- Requirements -
Pull every line containing the word "enseignement" from the records.

- Exercise inputs -
----

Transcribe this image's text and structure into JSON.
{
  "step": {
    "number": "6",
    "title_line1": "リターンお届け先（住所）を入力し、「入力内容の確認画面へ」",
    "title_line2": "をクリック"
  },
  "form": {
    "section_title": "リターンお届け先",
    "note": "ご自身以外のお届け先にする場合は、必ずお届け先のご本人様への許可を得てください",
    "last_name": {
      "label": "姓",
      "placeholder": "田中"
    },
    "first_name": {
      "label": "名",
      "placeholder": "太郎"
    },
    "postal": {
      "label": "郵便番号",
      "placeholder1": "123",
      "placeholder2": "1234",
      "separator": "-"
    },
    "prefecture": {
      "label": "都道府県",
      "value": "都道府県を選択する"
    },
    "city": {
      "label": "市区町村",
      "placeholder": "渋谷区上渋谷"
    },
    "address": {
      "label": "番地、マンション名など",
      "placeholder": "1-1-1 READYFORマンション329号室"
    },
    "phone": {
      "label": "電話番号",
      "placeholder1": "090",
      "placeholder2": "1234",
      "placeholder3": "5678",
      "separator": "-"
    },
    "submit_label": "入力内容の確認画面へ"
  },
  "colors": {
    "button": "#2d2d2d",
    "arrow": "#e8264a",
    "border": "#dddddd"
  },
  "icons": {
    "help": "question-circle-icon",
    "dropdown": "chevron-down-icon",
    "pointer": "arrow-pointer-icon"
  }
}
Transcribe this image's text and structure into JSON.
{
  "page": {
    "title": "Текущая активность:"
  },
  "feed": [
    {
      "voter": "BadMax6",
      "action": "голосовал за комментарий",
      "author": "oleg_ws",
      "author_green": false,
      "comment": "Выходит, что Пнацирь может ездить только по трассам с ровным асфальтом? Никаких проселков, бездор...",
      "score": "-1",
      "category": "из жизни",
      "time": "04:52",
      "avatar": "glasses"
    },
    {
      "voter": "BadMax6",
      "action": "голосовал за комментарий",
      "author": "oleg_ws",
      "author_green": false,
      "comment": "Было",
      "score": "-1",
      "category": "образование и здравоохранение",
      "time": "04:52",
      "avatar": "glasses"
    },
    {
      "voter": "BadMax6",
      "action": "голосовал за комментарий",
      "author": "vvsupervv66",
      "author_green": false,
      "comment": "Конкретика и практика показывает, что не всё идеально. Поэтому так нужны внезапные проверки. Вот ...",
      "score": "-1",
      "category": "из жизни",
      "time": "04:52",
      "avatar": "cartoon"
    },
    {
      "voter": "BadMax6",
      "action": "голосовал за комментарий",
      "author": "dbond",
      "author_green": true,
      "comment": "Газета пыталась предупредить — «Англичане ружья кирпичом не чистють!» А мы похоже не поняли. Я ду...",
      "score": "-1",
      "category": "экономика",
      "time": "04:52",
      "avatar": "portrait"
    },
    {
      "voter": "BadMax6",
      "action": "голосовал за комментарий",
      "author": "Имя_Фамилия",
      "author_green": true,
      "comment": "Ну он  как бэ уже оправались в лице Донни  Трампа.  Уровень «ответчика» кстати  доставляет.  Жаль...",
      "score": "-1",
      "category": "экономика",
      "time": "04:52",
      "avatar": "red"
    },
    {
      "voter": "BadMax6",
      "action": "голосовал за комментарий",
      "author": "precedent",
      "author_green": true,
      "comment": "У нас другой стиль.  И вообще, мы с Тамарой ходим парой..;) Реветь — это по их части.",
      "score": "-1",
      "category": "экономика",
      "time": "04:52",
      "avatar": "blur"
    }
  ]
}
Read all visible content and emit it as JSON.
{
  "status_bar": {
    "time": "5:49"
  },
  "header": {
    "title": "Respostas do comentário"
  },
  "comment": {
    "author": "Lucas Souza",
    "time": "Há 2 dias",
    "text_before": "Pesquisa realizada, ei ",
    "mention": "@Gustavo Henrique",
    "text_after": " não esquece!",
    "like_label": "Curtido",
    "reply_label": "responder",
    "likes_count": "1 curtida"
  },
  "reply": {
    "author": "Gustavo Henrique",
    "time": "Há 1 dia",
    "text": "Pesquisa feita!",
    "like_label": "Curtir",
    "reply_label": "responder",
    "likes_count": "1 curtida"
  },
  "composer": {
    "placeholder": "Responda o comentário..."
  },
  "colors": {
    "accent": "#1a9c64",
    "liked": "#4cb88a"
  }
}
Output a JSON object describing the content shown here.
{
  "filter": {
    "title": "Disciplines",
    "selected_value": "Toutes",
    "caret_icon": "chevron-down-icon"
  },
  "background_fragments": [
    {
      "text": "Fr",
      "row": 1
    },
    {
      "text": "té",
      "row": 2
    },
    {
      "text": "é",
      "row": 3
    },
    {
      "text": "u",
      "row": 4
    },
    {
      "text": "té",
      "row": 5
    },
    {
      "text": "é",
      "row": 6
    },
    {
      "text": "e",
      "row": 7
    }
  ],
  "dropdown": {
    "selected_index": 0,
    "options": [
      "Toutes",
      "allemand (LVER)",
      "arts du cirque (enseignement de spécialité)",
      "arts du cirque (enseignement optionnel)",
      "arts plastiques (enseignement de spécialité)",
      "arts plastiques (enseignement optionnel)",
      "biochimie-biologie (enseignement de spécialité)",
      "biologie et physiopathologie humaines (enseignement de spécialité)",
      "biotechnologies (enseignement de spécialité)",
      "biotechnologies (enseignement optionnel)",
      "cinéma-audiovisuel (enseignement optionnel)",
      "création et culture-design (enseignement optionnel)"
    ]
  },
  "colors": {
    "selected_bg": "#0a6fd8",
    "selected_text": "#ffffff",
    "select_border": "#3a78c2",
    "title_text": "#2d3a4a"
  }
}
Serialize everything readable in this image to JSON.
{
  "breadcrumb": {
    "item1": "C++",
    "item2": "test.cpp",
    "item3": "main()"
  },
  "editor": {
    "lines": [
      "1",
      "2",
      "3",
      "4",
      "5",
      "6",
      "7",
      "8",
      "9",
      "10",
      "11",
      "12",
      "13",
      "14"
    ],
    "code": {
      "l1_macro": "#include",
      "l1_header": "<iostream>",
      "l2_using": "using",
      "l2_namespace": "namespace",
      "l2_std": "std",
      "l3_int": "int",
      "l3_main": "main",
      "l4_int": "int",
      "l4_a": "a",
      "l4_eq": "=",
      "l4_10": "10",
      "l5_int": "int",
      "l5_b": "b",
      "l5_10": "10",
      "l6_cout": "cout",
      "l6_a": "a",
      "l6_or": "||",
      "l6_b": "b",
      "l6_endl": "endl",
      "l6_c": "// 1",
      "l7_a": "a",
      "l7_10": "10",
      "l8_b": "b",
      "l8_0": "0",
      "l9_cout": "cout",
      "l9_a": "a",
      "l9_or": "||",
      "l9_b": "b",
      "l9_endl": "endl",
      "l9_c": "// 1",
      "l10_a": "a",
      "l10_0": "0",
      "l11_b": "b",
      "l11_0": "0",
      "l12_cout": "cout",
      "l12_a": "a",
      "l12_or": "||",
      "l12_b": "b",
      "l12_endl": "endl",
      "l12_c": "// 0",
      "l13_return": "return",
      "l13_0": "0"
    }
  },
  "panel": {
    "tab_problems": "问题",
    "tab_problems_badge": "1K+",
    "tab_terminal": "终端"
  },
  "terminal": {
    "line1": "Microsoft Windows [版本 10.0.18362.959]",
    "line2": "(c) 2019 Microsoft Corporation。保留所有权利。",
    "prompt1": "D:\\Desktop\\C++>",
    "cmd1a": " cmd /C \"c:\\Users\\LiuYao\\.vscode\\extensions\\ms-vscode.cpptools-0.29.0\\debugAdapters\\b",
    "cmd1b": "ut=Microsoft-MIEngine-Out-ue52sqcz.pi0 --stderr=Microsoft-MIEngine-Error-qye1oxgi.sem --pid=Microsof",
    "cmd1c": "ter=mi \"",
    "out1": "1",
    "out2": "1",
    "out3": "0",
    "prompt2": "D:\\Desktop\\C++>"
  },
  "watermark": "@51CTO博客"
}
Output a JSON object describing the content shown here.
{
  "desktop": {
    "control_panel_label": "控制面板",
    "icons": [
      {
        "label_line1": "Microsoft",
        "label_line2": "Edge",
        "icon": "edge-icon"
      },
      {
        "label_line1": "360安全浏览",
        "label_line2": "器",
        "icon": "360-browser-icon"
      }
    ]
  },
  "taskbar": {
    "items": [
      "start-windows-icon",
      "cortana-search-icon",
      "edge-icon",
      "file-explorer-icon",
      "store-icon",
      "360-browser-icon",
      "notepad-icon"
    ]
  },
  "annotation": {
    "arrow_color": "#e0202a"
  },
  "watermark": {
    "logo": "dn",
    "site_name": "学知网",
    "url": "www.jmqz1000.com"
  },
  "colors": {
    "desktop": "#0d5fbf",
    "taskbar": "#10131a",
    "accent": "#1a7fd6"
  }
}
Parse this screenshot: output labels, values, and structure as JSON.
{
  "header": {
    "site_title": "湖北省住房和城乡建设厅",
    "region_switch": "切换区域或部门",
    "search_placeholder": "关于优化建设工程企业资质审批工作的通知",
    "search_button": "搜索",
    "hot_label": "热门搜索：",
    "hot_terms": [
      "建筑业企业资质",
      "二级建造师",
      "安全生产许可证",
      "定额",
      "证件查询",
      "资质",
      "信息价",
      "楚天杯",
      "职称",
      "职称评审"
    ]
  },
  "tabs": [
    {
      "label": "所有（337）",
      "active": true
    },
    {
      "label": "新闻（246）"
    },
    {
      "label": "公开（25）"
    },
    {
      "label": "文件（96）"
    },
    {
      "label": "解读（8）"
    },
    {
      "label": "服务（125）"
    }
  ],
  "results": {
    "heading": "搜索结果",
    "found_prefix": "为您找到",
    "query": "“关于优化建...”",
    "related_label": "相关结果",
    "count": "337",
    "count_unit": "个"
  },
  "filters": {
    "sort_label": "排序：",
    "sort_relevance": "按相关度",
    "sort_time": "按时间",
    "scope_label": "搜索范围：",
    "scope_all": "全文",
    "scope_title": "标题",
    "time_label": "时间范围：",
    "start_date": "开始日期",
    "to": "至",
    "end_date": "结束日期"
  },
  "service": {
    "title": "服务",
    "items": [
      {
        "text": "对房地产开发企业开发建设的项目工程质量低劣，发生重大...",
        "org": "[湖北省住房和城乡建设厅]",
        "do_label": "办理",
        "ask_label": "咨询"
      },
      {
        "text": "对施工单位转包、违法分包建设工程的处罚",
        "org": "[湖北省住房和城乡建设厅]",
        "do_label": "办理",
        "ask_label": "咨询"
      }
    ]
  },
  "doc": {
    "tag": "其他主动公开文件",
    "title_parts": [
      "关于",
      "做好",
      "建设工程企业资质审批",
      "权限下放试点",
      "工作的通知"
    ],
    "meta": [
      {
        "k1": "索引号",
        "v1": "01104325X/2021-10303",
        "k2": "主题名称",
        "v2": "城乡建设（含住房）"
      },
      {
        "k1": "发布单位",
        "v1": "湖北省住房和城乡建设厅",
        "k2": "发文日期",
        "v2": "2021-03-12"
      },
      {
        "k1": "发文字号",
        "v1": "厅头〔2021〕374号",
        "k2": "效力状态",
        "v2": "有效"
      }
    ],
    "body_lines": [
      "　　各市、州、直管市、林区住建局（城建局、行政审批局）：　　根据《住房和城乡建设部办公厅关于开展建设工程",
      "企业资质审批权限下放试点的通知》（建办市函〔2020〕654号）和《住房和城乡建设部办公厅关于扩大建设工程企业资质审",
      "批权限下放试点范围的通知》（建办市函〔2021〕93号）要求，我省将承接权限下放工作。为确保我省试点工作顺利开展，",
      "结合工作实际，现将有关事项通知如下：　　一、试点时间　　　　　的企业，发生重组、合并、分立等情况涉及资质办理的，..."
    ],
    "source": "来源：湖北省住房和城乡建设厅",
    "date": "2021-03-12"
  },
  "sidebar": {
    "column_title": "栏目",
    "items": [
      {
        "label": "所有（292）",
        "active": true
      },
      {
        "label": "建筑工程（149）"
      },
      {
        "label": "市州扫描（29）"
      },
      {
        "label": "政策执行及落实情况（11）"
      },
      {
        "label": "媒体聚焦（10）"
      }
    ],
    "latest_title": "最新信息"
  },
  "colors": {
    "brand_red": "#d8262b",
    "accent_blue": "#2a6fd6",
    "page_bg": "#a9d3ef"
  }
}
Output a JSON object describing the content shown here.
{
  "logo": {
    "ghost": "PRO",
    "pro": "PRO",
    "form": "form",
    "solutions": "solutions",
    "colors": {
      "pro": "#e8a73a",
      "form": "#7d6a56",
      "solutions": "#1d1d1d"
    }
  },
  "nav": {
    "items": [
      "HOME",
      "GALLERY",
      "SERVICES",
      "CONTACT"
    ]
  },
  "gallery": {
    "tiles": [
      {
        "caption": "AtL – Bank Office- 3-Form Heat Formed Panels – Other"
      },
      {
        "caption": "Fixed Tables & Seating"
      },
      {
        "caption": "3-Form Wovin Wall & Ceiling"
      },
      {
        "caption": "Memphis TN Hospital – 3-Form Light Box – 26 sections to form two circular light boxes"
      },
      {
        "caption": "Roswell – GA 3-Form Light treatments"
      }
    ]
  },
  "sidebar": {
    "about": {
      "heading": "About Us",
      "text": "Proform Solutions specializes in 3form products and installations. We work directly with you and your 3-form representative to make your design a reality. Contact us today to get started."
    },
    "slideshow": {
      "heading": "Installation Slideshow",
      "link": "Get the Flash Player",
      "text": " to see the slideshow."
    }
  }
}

----

- Full response -
      "arts du cirque (enseignement de spécialité)",
      "arts du cirque (enseignement optionnel)",
      "arts plastiques (enseignement de spécialité)",
      "arts plastiques (enseignement optionnel)",
      "biochimie-biologie (enseignement de spécialité)",
      "biologie et physiopathologie humaines (enseignement de spécialité)",
      "biotechnologies (enseignement de spécialité)",
      "biotechnologies (enseignement optionnel)",
      "cinéma-audiovisuel (enseignement optionnel)",
      "création et culture-design (enseignement optionnel)"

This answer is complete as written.